Records shown:
** START **

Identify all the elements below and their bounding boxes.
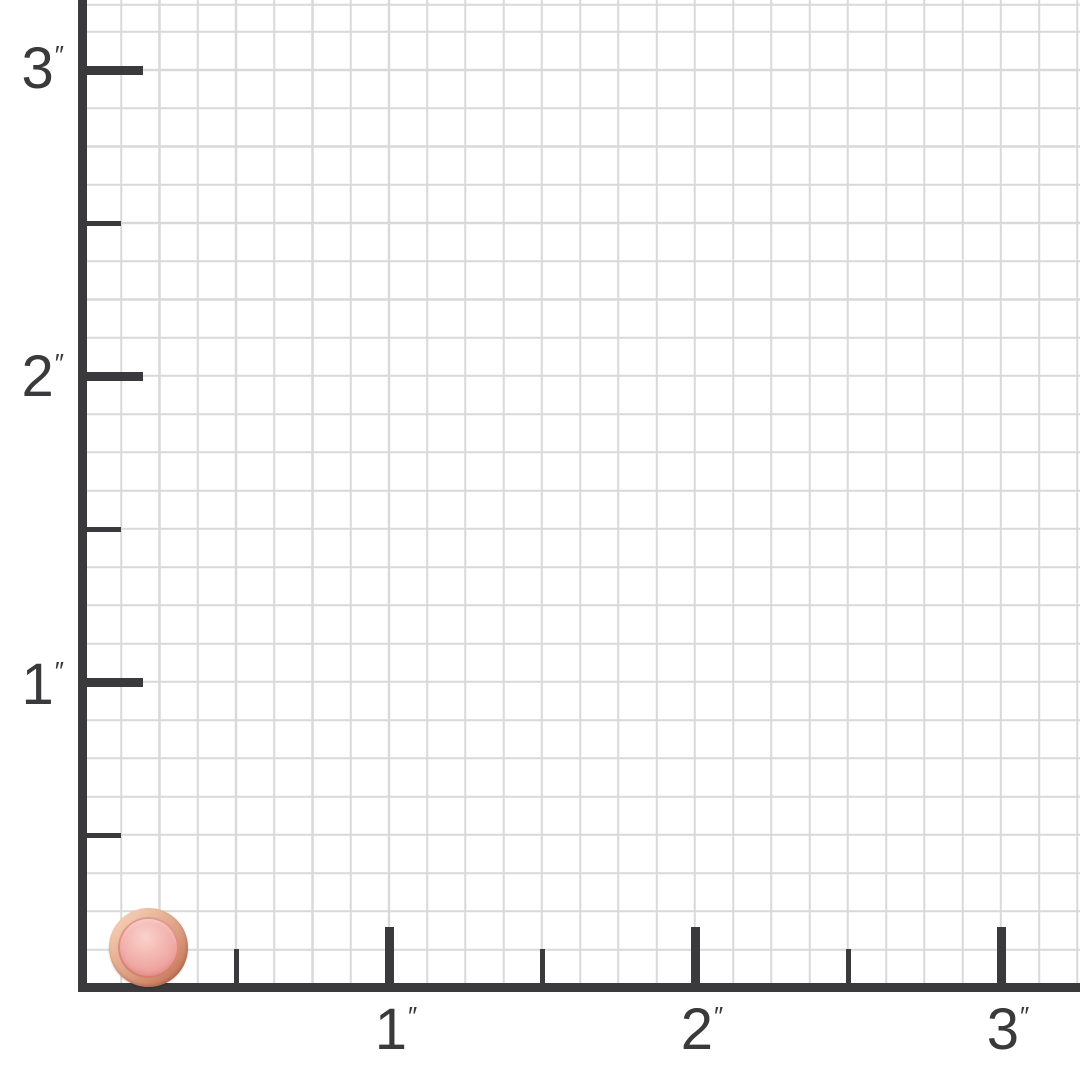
x-axis-minor-tick-1-5in (539, 949, 545, 983)
y-axis-minor-tick-2-5in (87, 220, 121, 226)
y-axis-label-3in: 3″ (0, 39, 64, 109)
x-axis-label-2in: 2″ (681, 1000, 723, 1070)
y-axis-label-2in: 2″ (0, 347, 64, 417)
product-stud (109, 908, 188, 987)
x-axis-tick-3in (996, 927, 1006, 983)
y-axis-label-1in: 1″ (0, 655, 64, 725)
x-axis-tick-2in (690, 927, 700, 983)
graph-paper-grid (87, 0, 1080, 983)
x-axis-tick-1in (384, 927, 394, 983)
y-axis-label-1in-value: 1 (21, 652, 54, 717)
x-axis-label-2in-value: 2 (680, 997, 714, 1062)
y-axis-line (78, 0, 87, 992)
inch-mark: ″ (54, 348, 64, 378)
y-axis-label-3in-value: 3 (21, 36, 54, 101)
x-axis-minor-tick-0-5in (233, 949, 239, 983)
x-axis-label-3in: 3″ (987, 1000, 1029, 1070)
x-axis-label-3in-value: 3 (986, 997, 1020, 1062)
x-axis-label-1in: 1″ (375, 1000, 417, 1070)
inch-mark: ″ (54, 40, 64, 70)
inch-mark: ″ (1020, 1001, 1030, 1031)
y-axis-tick-1in (87, 677, 143, 687)
inch-mark: ″ (54, 656, 64, 686)
x-axis-minor-tick-2-5in (845, 949, 851, 983)
y-axis-minor-tick-1-5in (87, 526, 121, 532)
inch-mark: ″ (714, 1001, 724, 1031)
y-axis-label-2in-value: 2 (21, 344, 54, 409)
stud-gemstone (118, 917, 179, 978)
y-axis-minor-tick-0-5in (87, 832, 121, 838)
x-axis-line (78, 983, 1080, 992)
y-axis-tick-2in (87, 371, 143, 381)
inch-mark: ″ (408, 1001, 418, 1031)
x-axis-label-1in-value: 1 (374, 997, 408, 1062)
y-axis-tick-3in (87, 65, 143, 75)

** END **

Goal of the exercise: Filter the items above down to the lines that contain the string "stud", treating uppercase and lowercase letters as different.

Response:
product-stud (109, 908, 188, 987)
stud-gemstone (118, 917, 179, 978)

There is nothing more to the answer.